** Start of Given records **

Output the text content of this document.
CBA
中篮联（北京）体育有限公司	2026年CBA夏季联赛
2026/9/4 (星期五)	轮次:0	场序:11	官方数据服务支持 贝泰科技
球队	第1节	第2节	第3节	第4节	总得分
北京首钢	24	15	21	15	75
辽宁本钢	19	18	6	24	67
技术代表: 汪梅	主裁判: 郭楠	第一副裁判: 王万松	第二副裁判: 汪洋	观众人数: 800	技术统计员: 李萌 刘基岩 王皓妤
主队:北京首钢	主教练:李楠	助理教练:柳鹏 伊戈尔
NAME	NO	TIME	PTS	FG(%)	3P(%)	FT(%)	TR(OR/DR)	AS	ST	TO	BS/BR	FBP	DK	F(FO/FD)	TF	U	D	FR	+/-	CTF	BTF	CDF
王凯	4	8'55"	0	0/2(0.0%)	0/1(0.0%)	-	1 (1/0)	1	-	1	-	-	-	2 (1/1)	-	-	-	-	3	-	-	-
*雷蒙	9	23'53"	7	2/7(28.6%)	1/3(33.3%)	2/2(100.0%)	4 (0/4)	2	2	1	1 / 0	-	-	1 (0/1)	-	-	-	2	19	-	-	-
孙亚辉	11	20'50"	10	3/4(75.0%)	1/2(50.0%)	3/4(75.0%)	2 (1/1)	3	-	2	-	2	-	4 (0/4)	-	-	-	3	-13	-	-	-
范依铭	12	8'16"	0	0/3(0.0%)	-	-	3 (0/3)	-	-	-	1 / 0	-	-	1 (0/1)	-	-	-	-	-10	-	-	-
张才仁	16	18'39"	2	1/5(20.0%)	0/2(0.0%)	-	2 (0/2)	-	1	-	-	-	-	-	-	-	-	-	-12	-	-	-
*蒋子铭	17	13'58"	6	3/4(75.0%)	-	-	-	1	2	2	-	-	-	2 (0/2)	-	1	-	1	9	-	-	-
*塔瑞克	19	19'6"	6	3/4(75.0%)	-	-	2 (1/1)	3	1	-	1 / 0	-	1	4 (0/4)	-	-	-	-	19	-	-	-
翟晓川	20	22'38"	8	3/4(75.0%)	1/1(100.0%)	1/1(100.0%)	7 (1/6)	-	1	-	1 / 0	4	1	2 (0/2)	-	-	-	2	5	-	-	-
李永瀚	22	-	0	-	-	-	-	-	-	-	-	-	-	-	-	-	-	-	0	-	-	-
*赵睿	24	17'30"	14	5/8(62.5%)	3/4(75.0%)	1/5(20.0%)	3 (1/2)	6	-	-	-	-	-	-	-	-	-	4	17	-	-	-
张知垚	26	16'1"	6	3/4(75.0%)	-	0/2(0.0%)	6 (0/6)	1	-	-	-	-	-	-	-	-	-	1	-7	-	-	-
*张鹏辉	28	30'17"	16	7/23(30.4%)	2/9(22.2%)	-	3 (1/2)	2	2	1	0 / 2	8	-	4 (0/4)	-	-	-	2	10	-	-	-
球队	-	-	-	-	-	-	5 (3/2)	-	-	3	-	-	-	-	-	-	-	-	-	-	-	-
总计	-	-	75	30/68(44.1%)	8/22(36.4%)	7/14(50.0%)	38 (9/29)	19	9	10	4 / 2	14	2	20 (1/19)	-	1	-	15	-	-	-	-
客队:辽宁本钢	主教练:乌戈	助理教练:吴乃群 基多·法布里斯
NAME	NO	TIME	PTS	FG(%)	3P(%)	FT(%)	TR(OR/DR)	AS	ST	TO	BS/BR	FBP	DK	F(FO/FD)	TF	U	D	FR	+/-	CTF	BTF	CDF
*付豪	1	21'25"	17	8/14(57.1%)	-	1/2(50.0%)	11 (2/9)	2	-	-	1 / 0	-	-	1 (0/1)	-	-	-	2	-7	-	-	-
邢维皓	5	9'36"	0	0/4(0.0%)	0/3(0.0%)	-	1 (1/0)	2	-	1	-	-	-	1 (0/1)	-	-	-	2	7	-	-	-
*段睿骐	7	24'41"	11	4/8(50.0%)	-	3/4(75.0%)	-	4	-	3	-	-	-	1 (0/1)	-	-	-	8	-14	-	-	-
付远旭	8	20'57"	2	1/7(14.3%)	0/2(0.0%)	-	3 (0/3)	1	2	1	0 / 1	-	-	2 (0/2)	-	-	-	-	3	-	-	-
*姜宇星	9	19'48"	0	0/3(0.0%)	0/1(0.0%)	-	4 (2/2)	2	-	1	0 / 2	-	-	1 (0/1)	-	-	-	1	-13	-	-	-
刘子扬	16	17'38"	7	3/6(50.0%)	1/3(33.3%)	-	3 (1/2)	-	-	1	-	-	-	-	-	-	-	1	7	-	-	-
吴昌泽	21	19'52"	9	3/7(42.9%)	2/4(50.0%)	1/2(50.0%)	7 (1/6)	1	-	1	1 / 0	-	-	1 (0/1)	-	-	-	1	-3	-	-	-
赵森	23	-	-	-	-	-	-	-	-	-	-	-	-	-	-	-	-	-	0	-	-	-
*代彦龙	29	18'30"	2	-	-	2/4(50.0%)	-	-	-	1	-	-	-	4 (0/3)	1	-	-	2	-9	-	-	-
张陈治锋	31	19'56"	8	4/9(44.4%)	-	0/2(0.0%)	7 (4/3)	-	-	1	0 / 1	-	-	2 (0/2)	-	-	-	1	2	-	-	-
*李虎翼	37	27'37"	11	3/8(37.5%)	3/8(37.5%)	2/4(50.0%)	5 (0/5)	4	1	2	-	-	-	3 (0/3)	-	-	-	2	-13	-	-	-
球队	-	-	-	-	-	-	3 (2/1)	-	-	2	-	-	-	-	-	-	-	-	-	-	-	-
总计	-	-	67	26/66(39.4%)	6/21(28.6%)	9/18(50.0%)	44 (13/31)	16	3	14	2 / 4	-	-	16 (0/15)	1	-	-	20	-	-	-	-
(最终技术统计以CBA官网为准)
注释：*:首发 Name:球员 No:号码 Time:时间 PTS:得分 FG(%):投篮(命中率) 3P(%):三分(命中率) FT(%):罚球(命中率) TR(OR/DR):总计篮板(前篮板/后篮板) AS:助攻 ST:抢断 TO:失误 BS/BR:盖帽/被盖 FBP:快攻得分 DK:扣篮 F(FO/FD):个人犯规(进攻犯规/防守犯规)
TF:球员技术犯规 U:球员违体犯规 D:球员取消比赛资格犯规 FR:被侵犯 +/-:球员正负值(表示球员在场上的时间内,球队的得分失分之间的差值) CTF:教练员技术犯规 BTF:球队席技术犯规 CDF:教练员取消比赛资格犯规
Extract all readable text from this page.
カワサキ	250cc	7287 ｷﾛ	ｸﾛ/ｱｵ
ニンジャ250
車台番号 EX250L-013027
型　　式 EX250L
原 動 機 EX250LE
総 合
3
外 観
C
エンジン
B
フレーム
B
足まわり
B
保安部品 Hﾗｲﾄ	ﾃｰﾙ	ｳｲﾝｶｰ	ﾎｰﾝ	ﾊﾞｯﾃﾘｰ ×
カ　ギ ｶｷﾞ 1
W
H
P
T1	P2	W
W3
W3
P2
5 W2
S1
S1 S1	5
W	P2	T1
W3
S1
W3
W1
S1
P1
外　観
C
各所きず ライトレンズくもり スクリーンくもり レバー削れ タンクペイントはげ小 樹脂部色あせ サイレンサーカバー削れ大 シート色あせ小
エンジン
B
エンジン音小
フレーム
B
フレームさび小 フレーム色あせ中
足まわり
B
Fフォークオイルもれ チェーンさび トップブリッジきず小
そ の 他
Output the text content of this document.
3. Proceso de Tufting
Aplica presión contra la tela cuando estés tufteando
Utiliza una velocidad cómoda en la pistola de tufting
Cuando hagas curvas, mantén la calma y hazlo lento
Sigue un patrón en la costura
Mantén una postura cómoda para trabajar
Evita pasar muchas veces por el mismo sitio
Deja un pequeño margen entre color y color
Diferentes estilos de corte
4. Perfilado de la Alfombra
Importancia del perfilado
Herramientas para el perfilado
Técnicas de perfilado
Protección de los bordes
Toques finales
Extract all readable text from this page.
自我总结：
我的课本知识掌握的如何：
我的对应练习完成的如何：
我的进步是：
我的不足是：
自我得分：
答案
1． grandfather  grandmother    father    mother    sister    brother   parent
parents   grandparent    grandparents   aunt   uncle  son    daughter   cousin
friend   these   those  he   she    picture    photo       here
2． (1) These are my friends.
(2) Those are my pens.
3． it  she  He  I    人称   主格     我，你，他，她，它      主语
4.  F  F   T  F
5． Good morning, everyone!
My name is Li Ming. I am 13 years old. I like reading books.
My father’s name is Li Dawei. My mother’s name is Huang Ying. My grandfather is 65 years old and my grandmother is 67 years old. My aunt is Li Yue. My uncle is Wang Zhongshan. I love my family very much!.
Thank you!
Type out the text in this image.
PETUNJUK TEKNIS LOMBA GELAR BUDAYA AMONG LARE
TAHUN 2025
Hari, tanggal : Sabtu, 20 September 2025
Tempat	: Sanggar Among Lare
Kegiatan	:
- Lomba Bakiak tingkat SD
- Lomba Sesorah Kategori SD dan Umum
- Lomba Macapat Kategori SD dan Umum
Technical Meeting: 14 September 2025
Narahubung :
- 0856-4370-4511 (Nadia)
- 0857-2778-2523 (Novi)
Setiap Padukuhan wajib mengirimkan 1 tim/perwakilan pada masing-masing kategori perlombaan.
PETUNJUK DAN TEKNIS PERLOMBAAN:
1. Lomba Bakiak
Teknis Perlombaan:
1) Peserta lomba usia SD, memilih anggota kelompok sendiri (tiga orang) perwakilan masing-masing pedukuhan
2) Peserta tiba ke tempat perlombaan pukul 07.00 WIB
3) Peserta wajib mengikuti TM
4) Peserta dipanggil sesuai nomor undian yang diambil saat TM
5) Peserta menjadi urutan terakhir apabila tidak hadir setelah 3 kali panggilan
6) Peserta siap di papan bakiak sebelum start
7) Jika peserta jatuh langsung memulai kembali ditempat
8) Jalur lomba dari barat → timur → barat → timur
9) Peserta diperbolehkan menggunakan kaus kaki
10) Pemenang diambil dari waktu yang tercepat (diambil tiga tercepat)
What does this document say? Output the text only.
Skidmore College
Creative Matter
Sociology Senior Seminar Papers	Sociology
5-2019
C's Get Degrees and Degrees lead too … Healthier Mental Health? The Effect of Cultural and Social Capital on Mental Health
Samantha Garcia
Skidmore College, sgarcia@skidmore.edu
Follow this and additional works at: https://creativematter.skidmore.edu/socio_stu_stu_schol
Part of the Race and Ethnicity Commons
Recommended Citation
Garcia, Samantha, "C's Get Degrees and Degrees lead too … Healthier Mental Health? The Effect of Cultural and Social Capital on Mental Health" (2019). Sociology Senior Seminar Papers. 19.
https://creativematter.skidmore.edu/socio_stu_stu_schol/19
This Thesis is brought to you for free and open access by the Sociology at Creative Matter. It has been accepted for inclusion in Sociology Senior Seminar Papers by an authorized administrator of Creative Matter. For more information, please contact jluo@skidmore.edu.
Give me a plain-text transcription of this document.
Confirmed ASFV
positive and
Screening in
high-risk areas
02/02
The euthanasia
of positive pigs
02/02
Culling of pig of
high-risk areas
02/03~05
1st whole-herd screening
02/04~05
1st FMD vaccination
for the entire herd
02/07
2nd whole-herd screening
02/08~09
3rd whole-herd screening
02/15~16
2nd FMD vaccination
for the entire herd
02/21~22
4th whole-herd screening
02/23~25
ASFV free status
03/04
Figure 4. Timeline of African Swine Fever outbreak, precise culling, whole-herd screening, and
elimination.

** End of Given records **

§ Written task
Copy down every line of the material above that includes the string "wajib".

§ Correct result
Setiap Padukuhan wajib mengirimkan 1 tim/perwakilan pada masing-masing kategori perlombaan.
3) Peserta wajib mengikuti TM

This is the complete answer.